> Text passage
* Begin *

VOA: Thousands of Libyan Anti-Aircraft Missiles Loose. Video shows Syrian Rebels with SA-7.

Last edited Sun Sep 30, 2012, 03:17 PM - Edit history (3)

News / Middle East http://www.voanews.com/content/syrian-rebels-step-up-efforts-to-get-anti-aircraft-missiles/1489899.html

Syrian Rebels Step Up Efforts to Get Anti-Aircraft Missiles

ON EDIT: Syrian opposition groups now have MANPADS. Video at 00:43, tall man with light blue pants in background row with SA-7.

Jamie Dettmer
August 16, 2012
ALEPPO, Syria - Syrian rebels are redoubling their efforts to acquire portable anti-aircraft missiles following government airstrikes on cities and towns in the north of the country. In the latest such strike, a Syrian Air Force jet bombed the rebel-held town of Azaz near the Turkish border, killing at least 50 people and wounding more than 100. Rebel commanders and activists say their buyers are now scouring the arms black markets in the region to get the shoulder-fired missiles that can counter the government airstrikes.

According to opposition activist “Tony” al-Taieb, who works with the rebel military council in Aleppo, representatives with cash from rich Syrian exiles are negotiating to buy the portable surface-to-air missiles, often called SAMS or MANPADS, for “Man-Portable-Air-Defense-System.”


“We need a no-fly zone and, failing that, anti-aircraft missiles,” says Zaher Sherkat, a 32-year-old commander of the rebel Abu Bakr brigade. The unit is now down to about 120 fighters after losing 20 men in the Aleppo fighting. “We have had 20 ‘martyrs’ from my brigade and about 30 wounded,” he says.


Despite press reports that rebels already have a small supply of MANPADS missiles, rebel commanders insist they don’t. And there have been no verified media reports of rebels firing such missiles.

* End *

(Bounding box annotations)
* Begin *

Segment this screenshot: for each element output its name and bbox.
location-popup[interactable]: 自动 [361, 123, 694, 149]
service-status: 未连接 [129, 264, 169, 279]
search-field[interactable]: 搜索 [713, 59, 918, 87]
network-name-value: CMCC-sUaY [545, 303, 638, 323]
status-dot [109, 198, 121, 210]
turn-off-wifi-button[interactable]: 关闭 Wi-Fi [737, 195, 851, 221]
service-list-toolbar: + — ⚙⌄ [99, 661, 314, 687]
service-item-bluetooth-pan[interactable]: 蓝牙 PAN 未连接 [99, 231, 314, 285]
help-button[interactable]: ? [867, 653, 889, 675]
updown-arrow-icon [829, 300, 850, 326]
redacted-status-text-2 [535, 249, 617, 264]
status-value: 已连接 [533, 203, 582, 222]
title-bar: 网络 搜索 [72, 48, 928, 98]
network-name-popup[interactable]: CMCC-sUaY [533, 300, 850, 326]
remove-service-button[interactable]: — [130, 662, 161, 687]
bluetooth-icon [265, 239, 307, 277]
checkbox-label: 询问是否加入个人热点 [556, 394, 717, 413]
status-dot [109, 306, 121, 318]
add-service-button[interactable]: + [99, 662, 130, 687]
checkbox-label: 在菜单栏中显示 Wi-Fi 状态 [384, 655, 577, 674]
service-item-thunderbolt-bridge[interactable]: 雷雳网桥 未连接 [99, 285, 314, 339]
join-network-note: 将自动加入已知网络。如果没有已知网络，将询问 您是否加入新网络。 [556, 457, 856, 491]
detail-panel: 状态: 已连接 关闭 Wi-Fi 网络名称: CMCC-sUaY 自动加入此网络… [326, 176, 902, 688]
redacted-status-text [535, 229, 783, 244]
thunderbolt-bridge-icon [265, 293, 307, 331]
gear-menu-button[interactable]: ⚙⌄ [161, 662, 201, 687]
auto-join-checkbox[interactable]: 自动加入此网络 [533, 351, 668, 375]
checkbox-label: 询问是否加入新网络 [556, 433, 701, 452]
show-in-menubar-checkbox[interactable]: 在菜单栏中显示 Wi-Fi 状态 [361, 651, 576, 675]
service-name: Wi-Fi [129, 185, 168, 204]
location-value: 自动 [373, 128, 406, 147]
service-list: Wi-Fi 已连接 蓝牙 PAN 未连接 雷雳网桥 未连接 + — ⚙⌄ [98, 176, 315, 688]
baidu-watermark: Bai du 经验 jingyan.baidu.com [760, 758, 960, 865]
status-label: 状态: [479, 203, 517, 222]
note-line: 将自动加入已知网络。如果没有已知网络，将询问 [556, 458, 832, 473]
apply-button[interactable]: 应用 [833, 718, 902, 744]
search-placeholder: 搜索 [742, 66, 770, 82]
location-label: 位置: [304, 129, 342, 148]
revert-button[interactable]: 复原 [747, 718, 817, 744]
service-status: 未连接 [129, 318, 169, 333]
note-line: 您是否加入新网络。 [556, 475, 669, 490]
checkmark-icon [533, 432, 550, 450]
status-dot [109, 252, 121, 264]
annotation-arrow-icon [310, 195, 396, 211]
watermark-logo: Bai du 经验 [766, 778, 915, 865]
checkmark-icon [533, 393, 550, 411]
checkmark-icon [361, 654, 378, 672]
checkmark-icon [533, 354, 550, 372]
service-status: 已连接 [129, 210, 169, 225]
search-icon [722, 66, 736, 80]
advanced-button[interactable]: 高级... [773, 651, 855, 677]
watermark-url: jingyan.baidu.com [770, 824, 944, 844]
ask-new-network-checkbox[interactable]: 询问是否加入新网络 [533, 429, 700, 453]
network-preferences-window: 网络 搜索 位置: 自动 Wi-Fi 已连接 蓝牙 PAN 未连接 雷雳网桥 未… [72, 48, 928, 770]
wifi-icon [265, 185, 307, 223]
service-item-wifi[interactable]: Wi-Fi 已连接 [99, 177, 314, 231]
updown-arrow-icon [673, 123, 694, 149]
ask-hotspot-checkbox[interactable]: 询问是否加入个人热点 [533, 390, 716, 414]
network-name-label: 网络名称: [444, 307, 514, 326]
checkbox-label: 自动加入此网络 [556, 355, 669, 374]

* End *

> Exercise prompt
In the text about Syrian rebels seeking anti-aircraft missiles, write out again the part that opens with the words containing "Jamie Dettmer" and closes with "the government airstrikes.", changing "airstrikes" to "air raids".

> Solution for this problem
Jamie Dettmer
August 16, 2012
ALEPPO, Syria - Syrian rebels are redoubling their efforts to acquire portable anti-aircraft missiles following government air raids on cities and towns in the north of the country. In the latest such strike, a Syrian Air Force jet bombed the rebel-held town of Azaz near the Turkish border, killing at least 50 people and wounding more than 100. Rebel commanders and activists say their buyers are now scouring the arms black markets in the region to get the shoulder-fired missiles that can counter the government air raids.